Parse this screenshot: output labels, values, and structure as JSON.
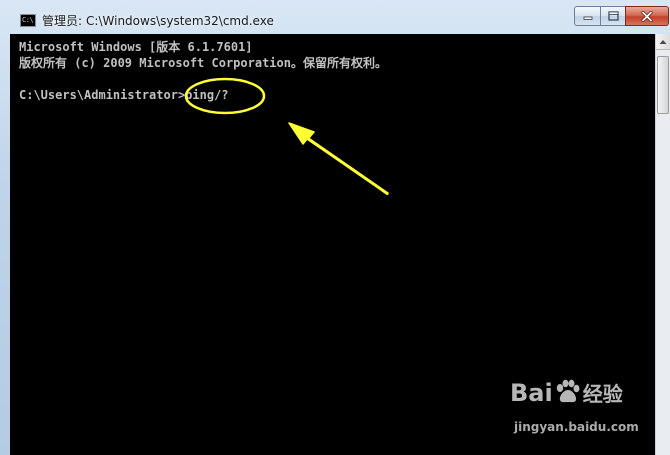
{
  "window": {
    "title_prefix": "管理员:",
    "title_path": "C:\\Windows\\system32\\cmd.exe",
    "icon_label": "C:\\"
  },
  "caption_buttons": {
    "minimize_icon": "minimize-icon",
    "maximize_icon": "maximize-icon",
    "close_icon": "close-icon"
  },
  "console": {
    "lines": [
      "Microsoft Windows [版本 6.1.7601]",
      "版权所有 (c) 2009 Microsoft Corporation。保留所有权利。",
      "C:\\Users\\Administrator>ping/?"
    ],
    "background": "#000000",
    "text_color": "#c0c0c0"
  },
  "annotation": {
    "color": "#ffff33",
    "shapes": [
      "ellipse-highlight",
      "arrow"
    ]
  },
  "watermark": {
    "logo_text": "Bai",
    "logo_suffix": "经验",
    "url": "jingyan.baidu.com"
  }
}
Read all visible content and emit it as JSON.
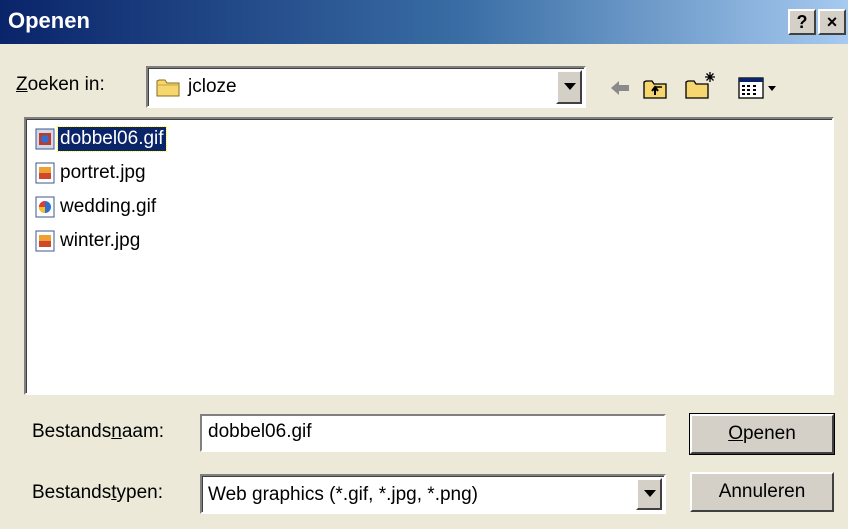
{
  "window": {
    "title": "Openen",
    "help_glyph": "?",
    "close_glyph": "×"
  },
  "lookin": {
    "label_u": "Z",
    "label_rest": "oeken in:",
    "folder": "jcloze",
    "folder_icon": "folder-icon"
  },
  "toolbar": {
    "icons": [
      "back-arrow-icon",
      "up-folder-icon",
      "new-folder-icon",
      "view-menu-icon"
    ]
  },
  "files": [
    {
      "name": "dobbel06.gif",
      "icon": "gif-image-icon",
      "selected": true
    },
    {
      "name": "portret.jpg",
      "icon": "jpg-image-icon",
      "selected": false
    },
    {
      "name": "wedding.gif",
      "icon": "gif-image-icon",
      "selected": false
    },
    {
      "name": "winter.jpg",
      "icon": "jpg-image-icon",
      "selected": false
    }
  ],
  "filename": {
    "label_pre": "Bestands",
    "label_u": "n",
    "label_post": "aam:",
    "value": "dobbel06.gif"
  },
  "filetype": {
    "label_pre": "Bestands",
    "label_u": "t",
    "label_post": "ypen:",
    "value": "Web graphics (*.gif, *.jpg, *.png)"
  },
  "buttons": {
    "open_u": "O",
    "open_rest": "penen",
    "cancel": "Annuleren"
  },
  "colors": {
    "titlebar_start": "#0a246a",
    "titlebar_end": "#a6caf0",
    "selection": "#0a246a",
    "face": "#ece9d8"
  }
}
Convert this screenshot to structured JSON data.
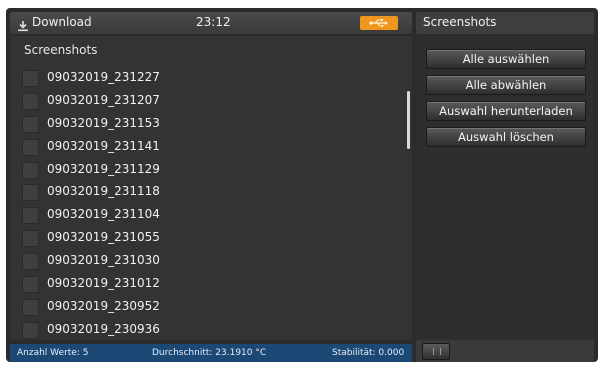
{
  "topbar": {
    "title": "Download",
    "time": "23:12",
    "usb_icon": "usb-icon",
    "usb_color": "#f0951e"
  },
  "left": {
    "title": "Screenshots",
    "files": [
      "09032019_231227",
      "09032019_231207",
      "09032019_231153",
      "09032019_231141",
      "09032019_231129",
      "09032019_231118",
      "09032019_231104",
      "09032019_231055",
      "09032019_231030",
      "09032019_231012",
      "09032019_230952",
      "09032019_230936"
    ]
  },
  "status": {
    "count": "Anzahl Werte: 5",
    "average": "Durchschnitt: 23.1910 °C",
    "stability": "Stabilität: 0.000",
    "color": "#1c4876"
  },
  "right": {
    "title": "Screenshots",
    "buttons": {
      "select_all": "Alle auswählen",
      "deselect_all": "Alle abwählen",
      "download_selection": "Auswahl herunterladen",
      "delete_selection": "Auswahl löschen"
    }
  }
}
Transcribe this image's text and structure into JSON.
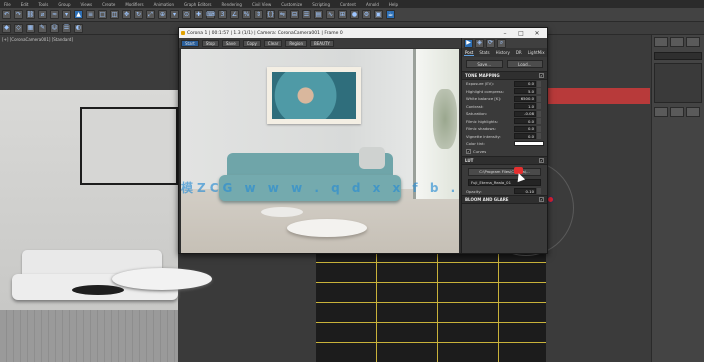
{
  "menubar": {
    "items": [
      "File",
      "Edit",
      "Tools",
      "Group",
      "Views",
      "Create",
      "Modifiers",
      "Animation",
      "Graph Editors",
      "Rendering",
      "Civil View",
      "Customize",
      "Scripting",
      "Content",
      "Arnold",
      "Help"
    ]
  },
  "viewport_left": {
    "label": "[+] [CoronaCamera001] [Standard]"
  },
  "frame_buffer": {
    "title": "Corona 1 | 00:1:57 | 1.3 (1/1) | Camera: CoronaCamera001 | Frame 0",
    "window_controls": [
      "–",
      "□",
      "✕"
    ],
    "toolbar": {
      "buttons": [
        "Start",
        "Stop",
        "Save",
        "Copy",
        "Clear",
        "Region",
        "BEAUTY"
      ]
    },
    "watermark": "模ZCG w w w . q d x x f b . c n"
  },
  "post_panel": {
    "tabs": [
      "Post",
      "Stats",
      "History",
      "DR",
      "LightMix"
    ],
    "active_tab": "Post",
    "save_label": "Save...",
    "load_label": "Load...",
    "tone_mapping": {
      "header": "TONE MAPPING",
      "rows": [
        {
          "label": "Exposure (EV):",
          "value": "0.0"
        },
        {
          "label": "Highlight compress:",
          "value": "5.0"
        },
        {
          "label": "White balance [K]:",
          "value": "6500.0"
        },
        {
          "label": "Contrast:",
          "value": "1.0"
        },
        {
          "label": "Saturation:",
          "value": "-0.08"
        },
        {
          "label": "Filmic highlights:",
          "value": "0.0"
        },
        {
          "label": "Filmic shadows:",
          "value": "0.0"
        },
        {
          "label": "Vignette intensity:",
          "value": "0.0"
        },
        {
          "label": "Color tint:",
          "value": ""
        }
      ],
      "curves_label": "Curves"
    },
    "lut": {
      "header": "LUT",
      "path_button": "C:\\Program Files\\Corona\\...",
      "lut_select": "Fuji_Eterna_Reala_01",
      "opacity_label": "Opacity:",
      "opacity_value": "0.10"
    },
    "bloom": {
      "header": "BLOOM AND GLARE"
    }
  },
  "colors": {
    "accent": "#2b5f9a",
    "brick_mortar": "#c9b23a",
    "watermark": "#288cd2"
  }
}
================================
→ **Your instructions**
Output every entry exactly as given; pictures are not part of the copy.

→ **The response**
Parse this screenshot: output labels, values, and structure as JSON.
{
  "window": {
    "title_prefix": "管理员:",
    "title_path": "C:\\Windows\\system32\\cmd.exe",
    "icon_label": "C:\\"
  },
  "caption_buttons": {
    "minimize_icon": "minimize-icon",
    "maximize_icon": "maximize-icon",
    "close_icon": "close-icon"
  },
  "console": {
    "lines": [
      "Microsoft Windows [版本 6.1.7601]",
      "版权所有 (c) 2009 Microsoft Corporation。保留所有权利。",
      "C:\\Users\\Administrator>ping/?"
    ],
    "background": "#000000",
    "text_color": "#c0c0c0"
  },
  "annotation": {
    "color": "#ffff33",
    "shapes": [
      "ellipse-highlight",
      "arrow"
    ]
  },
  "watermark": {
    "logo_text": "Bai",
    "logo_suffix": "经验",
    "url": "jingyan.baidu.com"
  }
}
Read all visible content and emit it as JSON.
{
  "window": {
    "title": "Openen",
    "help_glyph": "?",
    "close_glyph": "×"
  },
  "lookin": {
    "label_u": "Z",
    "label_rest": "oeken in:",
    "folder": "jcloze",
    "folder_icon": "folder-icon"
  },
  "toolbar": {
    "icons": [
      "back-arrow-icon",
      "up-folder-icon",
      "new-folder-icon",
      "view-menu-icon"
    ]
  },
  "files": [
    {
      "name": "dobbel06.gif",
      "icon": "gif-image-icon",
      "selected": true
    },
    {
      "name": "portret.jpg",
      "icon": "jpg-image-icon",
      "selected": false
    },
    {
      "name": "wedding.gif",
      "icon": "gif-image-icon",
      "selected": false
    },
    {
      "name": "winter.jpg",
      "icon": "jpg-image-icon",
      "selected": false
    }
  ],
  "filename": {
    "label_pre": "Bestands",
    "label_u": "n",
    "label_post": "aam:",
    "value": "dobbel06.gif"
  },
  "filetype": {
    "label_pre": "Bestands",
    "label_u": "t",
    "label_post": "ypen:",
    "value": "Web graphics (*.gif, *.jpg, *.png)"
  },
  "buttons": {
    "open_u": "O",
    "open_rest": "penen",
    "cancel": "Annuleren"
  },
  "colors": {
    "titlebar_start": "#0a246a",
    "titlebar_end": "#a6caf0",
    "selection": "#0a246a",
    "face": "#ece9d8"
  }
}
Convert this screenshot to structured JSON data.
{
  "topbar": {
    "title": "Download",
    "time": "23:12",
    "usb_icon": "usb-icon",
    "usb_color": "#f0951e"
  },
  "left": {
    "title": "Screenshots",
    "files": [
      "09032019_231227",
      "09032019_231207",
      "09032019_231153",
      "09032019_231141",
      "09032019_231129",
      "09032019_231118",
      "09032019_231104",
      "09032019_231055",
      "09032019_231030",
      "09032019_231012",
      "09032019_230952",
      "09032019_230936"
    ]
  },
  "status": {
    "count": "Anzahl Werte: 5",
    "average": "Durchschnitt: 23.1910 °C",
    "stability": "Stabilität: 0.000",
    "color": "#1c4876"
  },
  "right": {
    "title": "Screenshots",
    "buttons": {
      "select_all": "Alle auswählen",
      "deselect_all": "Alle abwählen",
      "download_selection": "Auswahl herunterladen",
      "delete_selection": "Auswahl löschen"
    }
  }
}
Transcribe this image's text and structure into JSON.
{
  "menubar": {
    "items": [
      "File",
      "Edit",
      "Tools",
      "Group",
      "Views",
      "Create",
      "Modifiers",
      "Animation",
      "Graph Editors",
      "Rendering",
      "Civil View",
      "Customize",
      "Scripting",
      "Content",
      "Arnold",
      "Help"
    ]
  },
  "viewport_left": {
    "label": "[+] [CoronaCamera001] [Standard]"
  },
  "frame_buffer": {
    "title": "Corona 1 | 00:1:57 | 1.3 (1/1) | Camera: CoronaCamera001 | Frame 0",
    "window_controls": [
      "–",
      "□",
      "✕"
    ],
    "toolbar": {
      "buttons": [
        "Start",
        "Stop",
        "Save",
        "Copy",
        "Clear",
        "Region",
        "BEAUTY"
      ]
    },
    "watermark": "模ZCG w w w . q d x x f b . c n"
  },
  "post_panel": {
    "tabs": [
      "Post",
      "Stats",
      "History",
      "DR",
      "LightMix"
    ],
    "active_tab": "Post",
    "save_label": "Save...",
    "load_label": "Load...",
    "tone_mapping": {
      "header": "TONE MAPPING",
      "rows": [
        {
          "label": "Exposure (EV):",
          "value": "0.0"
        },
        {
          "label": "Highlight compress:",
          "value": "5.0"
        },
        {
          "label": "White balance [K]:",
          "value": "6500.0"
        },
        {
          "label": "Contrast:",
          "value": "1.0"
        },
        {
          "label": "Saturation:",
          "value": "-0.08"
        },
        {
          "label": "Filmic highlights:",
          "value": "0.0"
        },
        {
          "label": "Filmic shadows:",
          "value": "0.0"
        },
        {
          "label": "Vignette intensity:",
          "value": "0.0"
        },
        {
          "label": "Color tint:",
          "value": ""
        }
      ],
      "curves_label": "Curves"
    },
    "lut": {
      "header": "LUT",
      "path_button": "C:\\Program Files\\Corona\\...",
      "lut_select": "Fuji_Eterna_Reala_01",
      "opacity_label": "Opacity:",
      "opacity_value": "0.10"
    },
    "bloom": {
      "header": "BLOOM AND GLARE"
    }
  },
  "colors": {
    "accent": "#2b5f9a",
    "brick_mortar": "#c9b23a",
    "watermark": "#288cd2"
  }
}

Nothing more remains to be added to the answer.